EXERCISE INSTRUCTIONS:
All of the data should be output character for character, except the pictures.
====
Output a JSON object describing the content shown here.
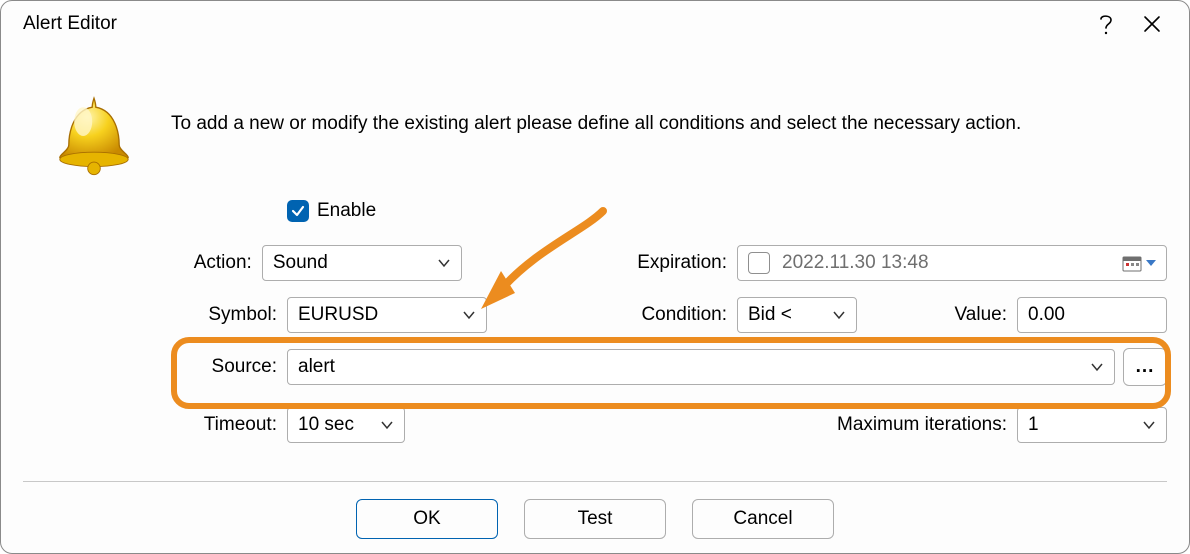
{
  "window": {
    "title": "Alert Editor"
  },
  "description": "To add a new or modify the existing alert please define all conditions and select the necessary action.",
  "form": {
    "enable_label": "Enable",
    "action_label": "Action:",
    "action_value": "Sound",
    "expiration_label": "Expiration:",
    "expiration_value": "2022.11.30 13:48",
    "symbol_label": "Symbol:",
    "symbol_value": "EURUSD",
    "condition_label": "Condition:",
    "condition_value": "Bid <",
    "value_label": "Value:",
    "value_value": "0.00",
    "source_label": "Source:",
    "source_value": "alert",
    "browse_label": "...",
    "timeout_label": "Timeout:",
    "timeout_value": "10 sec",
    "maxiter_label": "Maximum iterations:",
    "maxiter_value": "1"
  },
  "buttons": {
    "ok": "OK",
    "test": "Test",
    "cancel": "Cancel"
  }
}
====
COMPLETED TASK:
Output a JSON object describing the content shown here.
{
  "window": {
    "title": "Alert Editor"
  },
  "description": "To add a new or modify the existing alert please define all conditions and select the necessary action.",
  "form": {
    "enable_label": "Enable",
    "action_label": "Action:",
    "action_value": "Sound",
    "expiration_label": "Expiration:",
    "expiration_value": "2022.11.30 13:48",
    "symbol_label": "Symbol:",
    "symbol_value": "EURUSD",
    "condition_label": "Condition:",
    "condition_value": "Bid <",
    "value_label": "Value:",
    "value_value": "0.00",
    "source_label": "Source:",
    "source_value": "alert",
    "browse_label": "...",
    "timeout_label": "Timeout:",
    "timeout_value": "10 sec",
    "maxiter_label": "Maximum iterations:",
    "maxiter_value": "1"
  },
  "buttons": {
    "ok": "OK",
    "test": "Test",
    "cancel": "Cancel"
  }
}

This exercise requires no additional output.